**DIRECTIVE**
Emit the data below verbatim, stripping out any pictures.

# RECORDS SHOWN start

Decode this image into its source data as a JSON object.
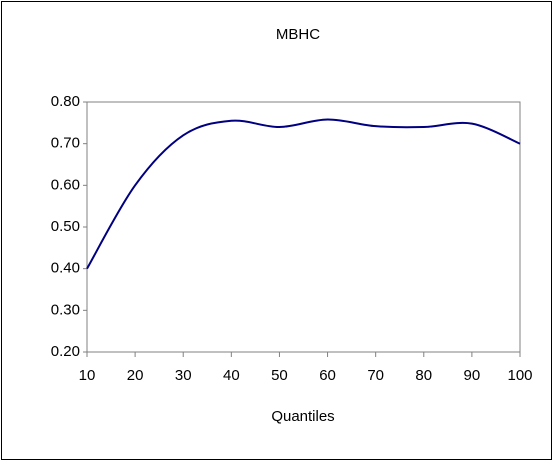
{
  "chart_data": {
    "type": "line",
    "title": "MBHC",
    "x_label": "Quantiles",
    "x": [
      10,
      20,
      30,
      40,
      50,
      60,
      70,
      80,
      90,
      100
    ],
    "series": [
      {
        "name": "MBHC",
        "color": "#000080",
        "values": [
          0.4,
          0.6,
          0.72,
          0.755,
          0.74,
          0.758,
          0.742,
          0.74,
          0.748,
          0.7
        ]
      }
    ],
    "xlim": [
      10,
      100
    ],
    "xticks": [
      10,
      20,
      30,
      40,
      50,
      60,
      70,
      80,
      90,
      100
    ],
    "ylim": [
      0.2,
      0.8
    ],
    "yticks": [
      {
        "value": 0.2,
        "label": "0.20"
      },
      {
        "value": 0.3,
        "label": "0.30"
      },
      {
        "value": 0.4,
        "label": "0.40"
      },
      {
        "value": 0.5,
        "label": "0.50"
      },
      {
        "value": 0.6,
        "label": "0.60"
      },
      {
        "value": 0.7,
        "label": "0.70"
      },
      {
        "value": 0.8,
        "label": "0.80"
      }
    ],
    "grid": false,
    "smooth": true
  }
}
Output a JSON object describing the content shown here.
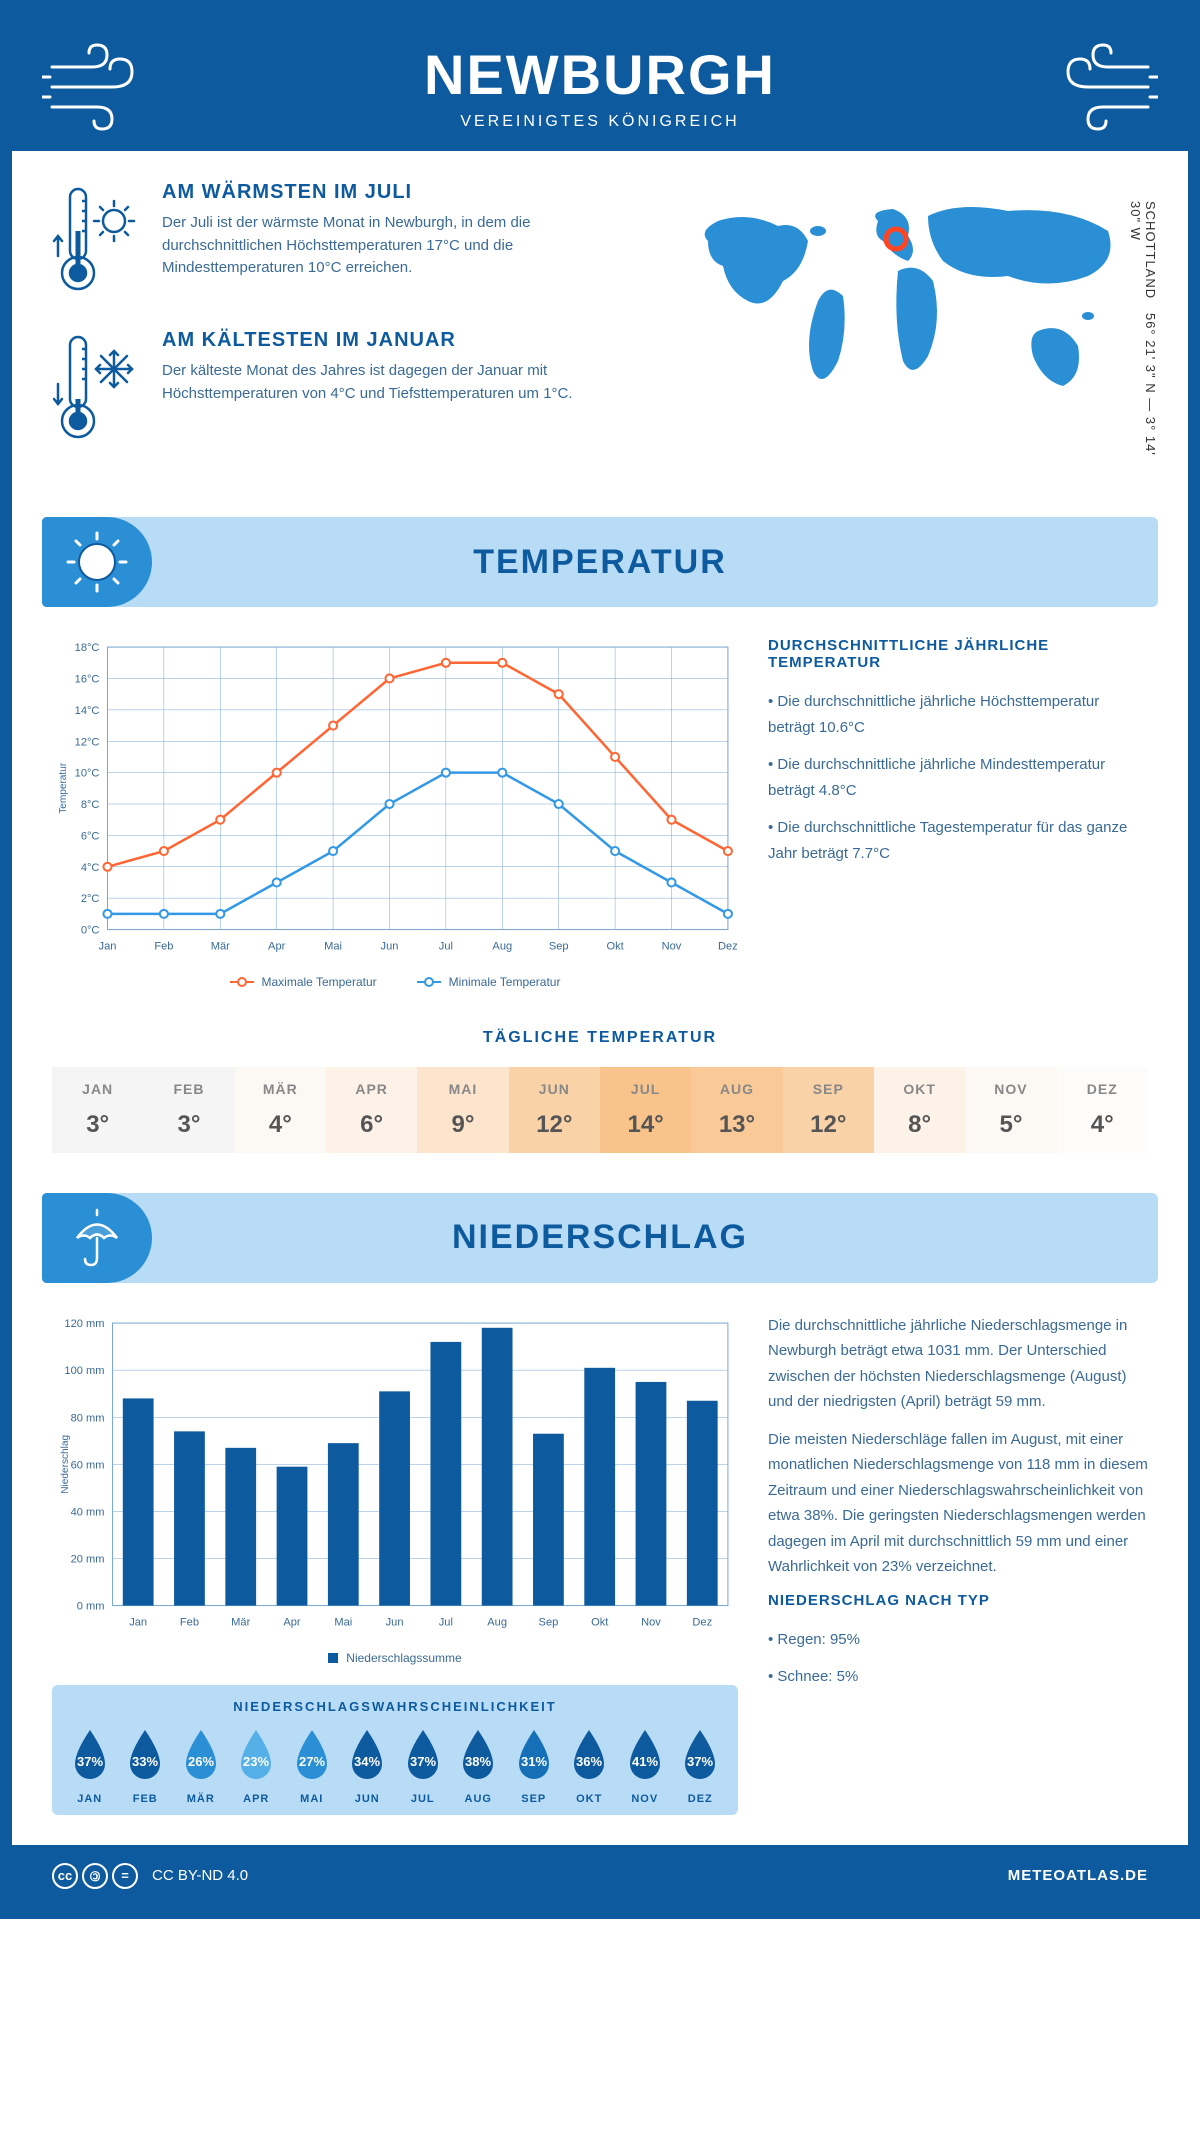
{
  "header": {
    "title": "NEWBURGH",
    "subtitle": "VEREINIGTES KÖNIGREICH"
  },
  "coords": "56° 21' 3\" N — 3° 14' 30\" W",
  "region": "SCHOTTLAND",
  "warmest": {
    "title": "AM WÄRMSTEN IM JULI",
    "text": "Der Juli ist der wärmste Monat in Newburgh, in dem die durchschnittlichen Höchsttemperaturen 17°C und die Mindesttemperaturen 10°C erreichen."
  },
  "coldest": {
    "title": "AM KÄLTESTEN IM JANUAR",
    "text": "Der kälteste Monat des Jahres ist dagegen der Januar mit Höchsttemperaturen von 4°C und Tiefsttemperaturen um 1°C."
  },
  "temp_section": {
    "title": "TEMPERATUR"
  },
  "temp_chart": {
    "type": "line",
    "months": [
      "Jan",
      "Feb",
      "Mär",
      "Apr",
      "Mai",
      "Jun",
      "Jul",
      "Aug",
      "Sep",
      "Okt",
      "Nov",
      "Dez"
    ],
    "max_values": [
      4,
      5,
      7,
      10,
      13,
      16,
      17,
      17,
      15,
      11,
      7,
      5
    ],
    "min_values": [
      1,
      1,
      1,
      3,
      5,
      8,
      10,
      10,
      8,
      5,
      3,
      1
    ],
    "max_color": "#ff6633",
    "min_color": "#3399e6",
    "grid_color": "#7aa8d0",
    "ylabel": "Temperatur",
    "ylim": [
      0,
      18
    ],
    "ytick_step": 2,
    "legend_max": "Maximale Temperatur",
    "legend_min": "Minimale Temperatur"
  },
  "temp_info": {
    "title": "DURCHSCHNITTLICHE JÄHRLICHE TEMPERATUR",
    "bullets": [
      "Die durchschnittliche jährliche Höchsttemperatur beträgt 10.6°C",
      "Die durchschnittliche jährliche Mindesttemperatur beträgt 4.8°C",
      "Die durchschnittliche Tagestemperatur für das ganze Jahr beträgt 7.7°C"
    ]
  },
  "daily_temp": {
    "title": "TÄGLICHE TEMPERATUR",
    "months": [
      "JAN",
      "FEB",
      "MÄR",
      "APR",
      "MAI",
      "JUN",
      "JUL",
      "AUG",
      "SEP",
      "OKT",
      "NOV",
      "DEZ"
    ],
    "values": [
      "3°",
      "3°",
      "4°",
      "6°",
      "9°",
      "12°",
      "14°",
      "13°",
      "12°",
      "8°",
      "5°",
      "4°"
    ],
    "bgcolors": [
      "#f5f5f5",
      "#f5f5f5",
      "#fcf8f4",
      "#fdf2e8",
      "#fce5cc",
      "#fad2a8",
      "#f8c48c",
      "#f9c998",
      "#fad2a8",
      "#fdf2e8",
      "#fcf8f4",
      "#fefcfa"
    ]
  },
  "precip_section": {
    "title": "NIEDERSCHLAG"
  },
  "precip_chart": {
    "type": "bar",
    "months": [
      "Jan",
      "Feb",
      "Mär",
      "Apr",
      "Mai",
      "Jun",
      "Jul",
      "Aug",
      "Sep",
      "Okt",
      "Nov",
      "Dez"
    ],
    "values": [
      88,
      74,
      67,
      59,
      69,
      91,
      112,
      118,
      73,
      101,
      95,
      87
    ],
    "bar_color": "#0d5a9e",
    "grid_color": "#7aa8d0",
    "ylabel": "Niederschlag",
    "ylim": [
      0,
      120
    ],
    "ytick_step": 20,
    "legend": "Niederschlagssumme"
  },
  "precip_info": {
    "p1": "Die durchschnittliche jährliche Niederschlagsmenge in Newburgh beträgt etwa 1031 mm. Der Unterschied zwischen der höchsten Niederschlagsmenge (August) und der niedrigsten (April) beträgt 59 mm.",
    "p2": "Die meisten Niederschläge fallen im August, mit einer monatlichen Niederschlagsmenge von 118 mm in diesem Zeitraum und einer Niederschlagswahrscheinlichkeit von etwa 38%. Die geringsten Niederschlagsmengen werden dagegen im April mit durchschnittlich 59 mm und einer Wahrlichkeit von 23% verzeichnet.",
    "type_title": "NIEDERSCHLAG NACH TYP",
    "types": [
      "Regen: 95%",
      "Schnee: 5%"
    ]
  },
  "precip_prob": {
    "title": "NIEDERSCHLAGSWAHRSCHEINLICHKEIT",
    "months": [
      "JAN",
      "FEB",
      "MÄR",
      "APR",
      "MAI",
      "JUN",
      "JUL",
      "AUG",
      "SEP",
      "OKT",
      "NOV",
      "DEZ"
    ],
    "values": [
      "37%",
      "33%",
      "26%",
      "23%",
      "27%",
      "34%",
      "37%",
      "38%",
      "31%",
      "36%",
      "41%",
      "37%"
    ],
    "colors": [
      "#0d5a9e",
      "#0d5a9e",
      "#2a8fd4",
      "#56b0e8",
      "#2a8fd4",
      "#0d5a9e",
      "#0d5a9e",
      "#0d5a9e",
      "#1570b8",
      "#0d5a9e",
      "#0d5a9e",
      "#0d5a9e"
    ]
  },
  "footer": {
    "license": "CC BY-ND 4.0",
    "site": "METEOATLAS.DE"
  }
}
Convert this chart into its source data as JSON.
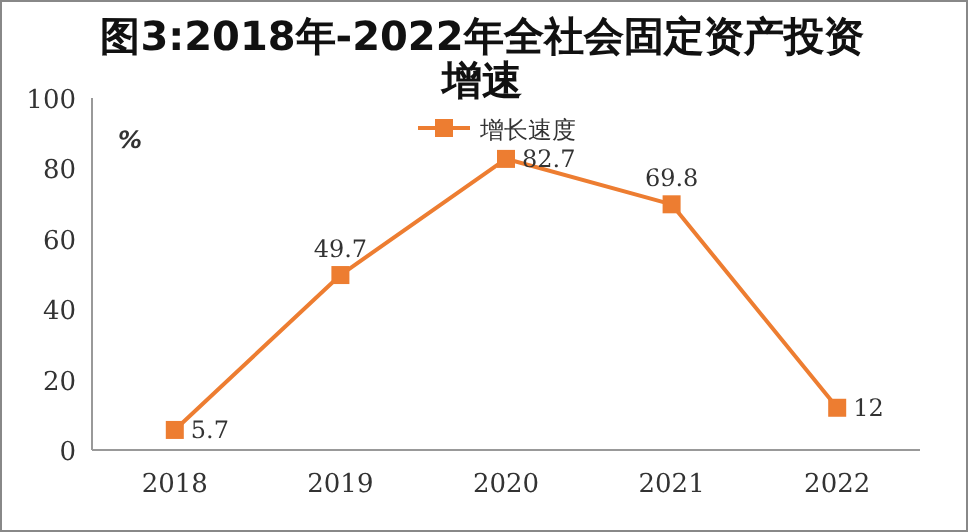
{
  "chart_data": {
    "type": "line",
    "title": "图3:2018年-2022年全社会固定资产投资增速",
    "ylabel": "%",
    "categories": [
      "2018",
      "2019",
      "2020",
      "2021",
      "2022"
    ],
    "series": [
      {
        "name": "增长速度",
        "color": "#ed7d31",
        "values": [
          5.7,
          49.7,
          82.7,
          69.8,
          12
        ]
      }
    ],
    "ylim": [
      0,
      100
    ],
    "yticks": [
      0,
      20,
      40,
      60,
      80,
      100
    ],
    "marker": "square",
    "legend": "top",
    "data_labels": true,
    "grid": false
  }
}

# RECORDS SHOWN end

**PROBLEM SOLUTION**
Decode this image into its source data as a JSON object.
{
  "chart_data": {
    "type": "line",
    "title": "MBHC",
    "x_label": "Quantiles",
    "x": [
      10,
      20,
      30,
      40,
      50,
      60,
      70,
      80,
      90,
      100
    ],
    "series": [
      {
        "name": "MBHC",
        "color": "#000080",
        "values": [
          0.4,
          0.6,
          0.72,
          0.755,
          0.74,
          0.758,
          0.742,
          0.74,
          0.748,
          0.7
        ]
      }
    ],
    "xlim": [
      10,
      100
    ],
    "xticks": [
      10,
      20,
      30,
      40,
      50,
      60,
      70,
      80,
      90,
      100
    ],
    "ylim": [
      0.2,
      0.8
    ],
    "yticks": [
      {
        "value": 0.2,
        "label": "0.20"
      },
      {
        "value": 0.3,
        "label": "0.30"
      },
      {
        "value": 0.4,
        "label": "0.40"
      },
      {
        "value": 0.5,
        "label": "0.50"
      },
      {
        "value": 0.6,
        "label": "0.60"
      },
      {
        "value": 0.7,
        "label": "0.70"
      },
      {
        "value": 0.8,
        "label": "0.80"
      }
    ],
    "grid": false,
    "smooth": true
  }
}
Output a JSON object describing the content shown here.
{
  "header": {
    "title": "NEWBURGH",
    "subtitle": "VEREINIGTES KÖNIGREICH"
  },
  "coords": "56° 21' 3\" N — 3° 14' 30\" W",
  "region": "SCHOTTLAND",
  "warmest": {
    "title": "AM WÄRMSTEN IM JULI",
    "text": "Der Juli ist der wärmste Monat in Newburgh, in dem die durchschnittlichen Höchsttemperaturen 17°C und die Mindesttemperaturen 10°C erreichen."
  },
  "coldest": {
    "title": "AM KÄLTESTEN IM JANUAR",
    "text": "Der kälteste Monat des Jahres ist dagegen der Januar mit Höchsttemperaturen von 4°C und Tiefsttemperaturen um 1°C."
  },
  "temp_section": {
    "title": "TEMPERATUR"
  },
  "temp_chart": {
    "type": "line",
    "months": [
      "Jan",
      "Feb",
      "Mär",
      "Apr",
      "Mai",
      "Jun",
      "Jul",
      "Aug",
      "Sep",
      "Okt",
      "Nov",
      "Dez"
    ],
    "max_values": [
      4,
      5,
      7,
      10,
      13,
      16,
      17,
      17,
      15,
      11,
      7,
      5
    ],
    "min_values": [
      1,
      1,
      1,
      3,
      5,
      8,
      10,
      10,
      8,
      5,
      3,
      1
    ],
    "max_color": "#ff6633",
    "min_color": "#3399e6",
    "grid_color": "#7aa8d0",
    "ylabel": "Temperatur",
    "ylim": [
      0,
      18
    ],
    "ytick_step": 2,
    "legend_max": "Maximale Temperatur",
    "legend_min": "Minimale Temperatur"
  },
  "temp_info": {
    "title": "DURCHSCHNITTLICHE JÄHRLICHE TEMPERATUR",
    "bullets": [
      "Die durchschnittliche jährliche Höchsttemperatur beträgt 10.6°C",
      "Die durchschnittliche jährliche Mindesttemperatur beträgt 4.8°C",
      "Die durchschnittliche Tagestemperatur für das ganze Jahr beträgt 7.7°C"
    ]
  },
  "daily_temp": {
    "title": "TÄGLICHE TEMPERATUR",
    "months": [
      "JAN",
      "FEB",
      "MÄR",
      "APR",
      "MAI",
      "JUN",
      "JUL",
      "AUG",
      "SEP",
      "OKT",
      "NOV",
      "DEZ"
    ],
    "values": [
      "3°",
      "3°",
      "4°",
      "6°",
      "9°",
      "12°",
      "14°",
      "13°",
      "12°",
      "8°",
      "5°",
      "4°"
    ],
    "bgcolors": [
      "#f5f5f5",
      "#f5f5f5",
      "#fcf8f4",
      "#fdf2e8",
      "#fce5cc",
      "#fad2a8",
      "#f8c48c",
      "#f9c998",
      "#fad2a8",
      "#fdf2e8",
      "#fcf8f4",
      "#fefcfa"
    ]
  },
  "precip_section": {
    "title": "NIEDERSCHLAG"
  },
  "precip_chart": {
    "type": "bar",
    "months": [
      "Jan",
      "Feb",
      "Mär",
      "Apr",
      "Mai",
      "Jun",
      "Jul",
      "Aug",
      "Sep",
      "Okt",
      "Nov",
      "Dez"
    ],
    "values": [
      88,
      74,
      67,
      59,
      69,
      91,
      112,
      118,
      73,
      101,
      95,
      87
    ],
    "bar_color": "#0d5a9e",
    "grid_color": "#7aa8d0",
    "ylabel": "Niederschlag",
    "ylim": [
      0,
      120
    ],
    "ytick_step": 20,
    "legend": "Niederschlagssumme"
  },
  "precip_info": {
    "p1": "Die durchschnittliche jährliche Niederschlagsmenge in Newburgh beträgt etwa 1031 mm. Der Unterschied zwischen der höchsten Niederschlagsmenge (August) und der niedrigsten (April) beträgt 59 mm.",
    "p2": "Die meisten Niederschläge fallen im August, mit einer monatlichen Niederschlagsmenge von 118 mm in diesem Zeitraum und einer Niederschlagswahrscheinlichkeit von etwa 38%. Die geringsten Niederschlagsmengen werden dagegen im April mit durchschnittlich 59 mm und einer Wahrlichkeit von 23% verzeichnet.",
    "type_title": "NIEDERSCHLAG NACH TYP",
    "types": [
      "Regen: 95%",
      "Schnee: 5%"
    ]
  },
  "precip_prob": {
    "title": "NIEDERSCHLAGSWAHRSCHEINLICHKEIT",
    "months": [
      "JAN",
      "FEB",
      "MÄR",
      "APR",
      "MAI",
      "JUN",
      "JUL",
      "AUG",
      "SEP",
      "OKT",
      "NOV",
      "DEZ"
    ],
    "values": [
      "37%",
      "33%",
      "26%",
      "23%",
      "27%",
      "34%",
      "37%",
      "38%",
      "31%",
      "36%",
      "41%",
      "37%"
    ],
    "colors": [
      "#0d5a9e",
      "#0d5a9e",
      "#2a8fd4",
      "#56b0e8",
      "#2a8fd4",
      "#0d5a9e",
      "#0d5a9e",
      "#0d5a9e",
      "#1570b8",
      "#0d5a9e",
      "#0d5a9e",
      "#0d5a9e"
    ]
  },
  "footer": {
    "license": "CC BY-ND 4.0",
    "site": "METEOATLAS.DE"
  }
}
Convert this chart into its source data as JSON.
{
  "chart_data": {
    "type": "line",
    "title": "图3:2018年-2022年全社会固定资产投资增速",
    "ylabel": "%",
    "categories": [
      "2018",
      "2019",
      "2020",
      "2021",
      "2022"
    ],
    "series": [
      {
        "name": "增长速度",
        "color": "#ed7d31",
        "values": [
          5.7,
          49.7,
          82.7,
          69.8,
          12
        ]
      }
    ],
    "ylim": [
      0,
      100
    ],
    "yticks": [
      0,
      20,
      40,
      60,
      80,
      100
    ],
    "marker": "square",
    "legend": "top",
    "data_labels": true,
    "grid": false
  }
}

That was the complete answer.